=== Goal of the exercise ===
All lines from the one containing "What's the underlying" through the final line of the records below should be reproduced exactly, with the pictures left out.

=== Records excerpted from a collection ===
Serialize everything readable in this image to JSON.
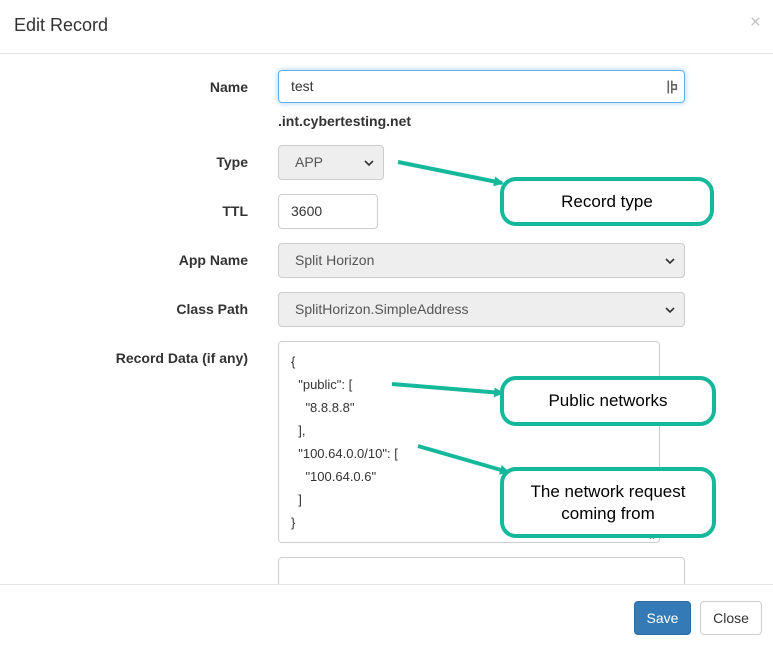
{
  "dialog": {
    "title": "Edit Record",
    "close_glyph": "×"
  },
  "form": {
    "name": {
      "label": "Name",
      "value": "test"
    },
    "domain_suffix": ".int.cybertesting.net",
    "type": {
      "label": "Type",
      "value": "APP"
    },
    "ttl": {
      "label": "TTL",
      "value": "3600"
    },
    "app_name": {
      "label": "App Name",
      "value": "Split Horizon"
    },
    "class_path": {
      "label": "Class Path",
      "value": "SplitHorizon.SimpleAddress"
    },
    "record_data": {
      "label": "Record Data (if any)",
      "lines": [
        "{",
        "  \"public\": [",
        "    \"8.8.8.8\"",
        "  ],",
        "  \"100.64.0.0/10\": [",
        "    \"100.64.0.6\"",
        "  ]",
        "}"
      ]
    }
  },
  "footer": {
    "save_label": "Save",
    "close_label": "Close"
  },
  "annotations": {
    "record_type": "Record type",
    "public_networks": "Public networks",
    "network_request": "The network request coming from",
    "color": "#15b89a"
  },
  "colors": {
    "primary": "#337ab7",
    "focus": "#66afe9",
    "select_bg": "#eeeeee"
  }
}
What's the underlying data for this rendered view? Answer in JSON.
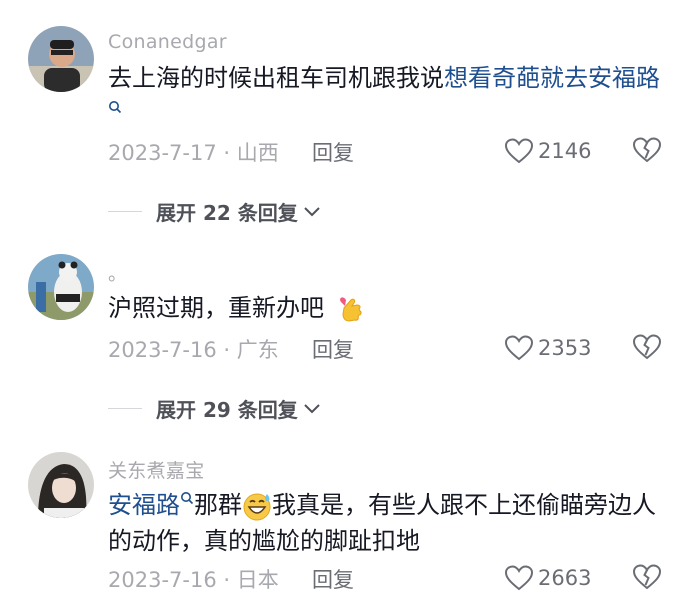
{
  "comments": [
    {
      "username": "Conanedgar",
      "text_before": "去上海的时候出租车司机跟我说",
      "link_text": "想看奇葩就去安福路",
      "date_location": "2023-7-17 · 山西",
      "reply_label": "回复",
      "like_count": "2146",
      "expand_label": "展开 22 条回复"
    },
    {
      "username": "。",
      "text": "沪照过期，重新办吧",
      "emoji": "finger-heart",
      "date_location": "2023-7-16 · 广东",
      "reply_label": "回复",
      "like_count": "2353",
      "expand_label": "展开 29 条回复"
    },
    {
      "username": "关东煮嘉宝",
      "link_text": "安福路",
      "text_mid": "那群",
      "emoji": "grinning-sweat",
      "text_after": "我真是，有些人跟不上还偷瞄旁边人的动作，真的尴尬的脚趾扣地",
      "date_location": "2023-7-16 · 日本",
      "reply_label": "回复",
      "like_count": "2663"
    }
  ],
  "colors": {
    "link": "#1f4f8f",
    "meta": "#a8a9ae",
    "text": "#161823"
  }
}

=== Expected answer ===
What's the underlying data for this rendered view? Answer in JSON.
{
  "comments": [
    {
      "username": "Conanedgar",
      "text_before": "去上海的时候出租车司机跟我说",
      "link_text": "想看奇葩就去安福路",
      "date_location": "2023-7-17 · 山西",
      "reply_label": "回复",
      "like_count": "2146",
      "expand_label": "展开 22 条回复"
    },
    {
      "username": "。",
      "text": "沪照过期，重新办吧",
      "emoji": "finger-heart",
      "date_location": "2023-7-16 · 广东",
      "reply_label": "回复",
      "like_count": "2353",
      "expand_label": "展开 29 条回复"
    },
    {
      "username": "关东煮嘉宝",
      "link_text": "安福路",
      "text_mid": "那群",
      "emoji": "grinning-sweat",
      "text_after": "我真是，有些人跟不上还偷瞄旁边人的动作，真的尴尬的脚趾扣地",
      "date_location": "2023-7-16 · 日本",
      "reply_label": "回复",
      "like_count": "2663"
    }
  ],
  "colors": {
    "link": "#1f4f8f",
    "meta": "#a8a9ae",
    "text": "#161823"
  }
}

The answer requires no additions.